Instruction
Can you rewrite the lines below, swapping "Bar" for "Rectangle" wherever it appears and leaving everything else as it is?

======

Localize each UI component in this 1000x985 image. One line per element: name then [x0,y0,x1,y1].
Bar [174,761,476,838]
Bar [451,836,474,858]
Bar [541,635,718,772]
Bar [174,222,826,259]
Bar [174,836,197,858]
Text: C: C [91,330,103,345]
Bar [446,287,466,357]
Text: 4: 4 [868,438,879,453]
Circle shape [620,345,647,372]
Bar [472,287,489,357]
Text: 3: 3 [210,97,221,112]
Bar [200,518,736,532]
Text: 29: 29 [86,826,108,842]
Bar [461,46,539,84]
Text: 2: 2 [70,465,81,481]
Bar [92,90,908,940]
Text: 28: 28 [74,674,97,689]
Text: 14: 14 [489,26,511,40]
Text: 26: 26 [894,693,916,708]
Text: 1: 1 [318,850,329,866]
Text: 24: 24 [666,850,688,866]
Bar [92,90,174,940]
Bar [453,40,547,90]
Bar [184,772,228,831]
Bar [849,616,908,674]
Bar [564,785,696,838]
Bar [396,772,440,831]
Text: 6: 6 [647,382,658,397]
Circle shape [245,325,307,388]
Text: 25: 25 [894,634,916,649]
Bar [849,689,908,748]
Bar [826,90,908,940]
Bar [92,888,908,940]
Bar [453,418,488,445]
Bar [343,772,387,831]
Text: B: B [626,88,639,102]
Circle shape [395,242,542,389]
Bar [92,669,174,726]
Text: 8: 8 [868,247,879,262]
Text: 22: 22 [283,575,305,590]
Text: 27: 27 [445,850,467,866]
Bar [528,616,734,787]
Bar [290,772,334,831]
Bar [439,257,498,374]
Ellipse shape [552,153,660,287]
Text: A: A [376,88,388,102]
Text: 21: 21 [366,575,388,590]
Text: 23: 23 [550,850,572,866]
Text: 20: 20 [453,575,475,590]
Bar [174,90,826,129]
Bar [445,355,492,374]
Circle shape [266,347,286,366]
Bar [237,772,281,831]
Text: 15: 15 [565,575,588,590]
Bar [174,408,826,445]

======

Completed task
Localize each UI component in this 1000x985 image. One line per element: name then [x0,y0,x1,y1].
Rectangle [174,761,476,838]
Rectangle [451,836,474,858]
Rectangle [541,635,718,772]
Rectangle [174,222,826,259]
Rectangle [174,836,197,858]
Text: C: C [91,330,103,345]
Rectangle [446,287,466,357]
Text: 4: 4 [868,438,879,453]
Circle shape [620,345,647,372]
Rectangle [472,287,489,357]
Text: 3: 3 [210,97,221,112]
Rectangle [200,518,736,532]
Text: 29: 29 [86,826,108,842]
Rectangle [461,46,539,84]
Text: 2: 2 [70,465,81,481]
Rectangle [92,90,908,940]
Text: 28: 28 [74,674,97,689]
Text: 14: 14 [489,26,511,40]
Text: 26: 26 [894,693,916,708]
Text: 1: 1 [318,850,329,866]
Text: 24: 24 [666,850,688,866]
Rectangle [92,90,174,940]
Rectangle [453,40,547,90]
Rectangle [184,772,228,831]
Rectangle [849,616,908,674]
Rectangle [564,785,696,838]
Rectangle [396,772,440,831]
Text: 6: 6 [647,382,658,397]
Circle shape [245,325,307,388]
Text: 25: 25 [894,634,916,649]
Rectangle [849,689,908,748]
Rectangle [826,90,908,940]
Rectangle [92,888,908,940]
Rectangle [453,418,488,445]
Rectangle [343,772,387,831]
Text: B: B [626,88,639,102]
Circle shape [395,242,542,389]
Rectangle [92,669,174,726]
Text: 8: 8 [868,247,879,262]
Text: 22: 22 [283,575,305,590]
Text: 27: 27 [445,850,467,866]
Rectangle [528,616,734,787]
Rectangle [290,772,334,831]
Rectangle [439,257,498,374]
Ellipse shape [552,153,660,287]
Text: A: A [376,88,388,102]
Text: 21: 21 [366,575,388,590]
Text: 23: 23 [550,850,572,866]
Text: 20: 20 [453,575,475,590]
Rectangle [174,90,826,129]
Rectangle [445,355,492,374]
Circle shape [266,347,286,366]
Rectangle [237,772,281,831]
Text: 15: 15 [565,575,588,590]
Rectangle [174,408,826,445]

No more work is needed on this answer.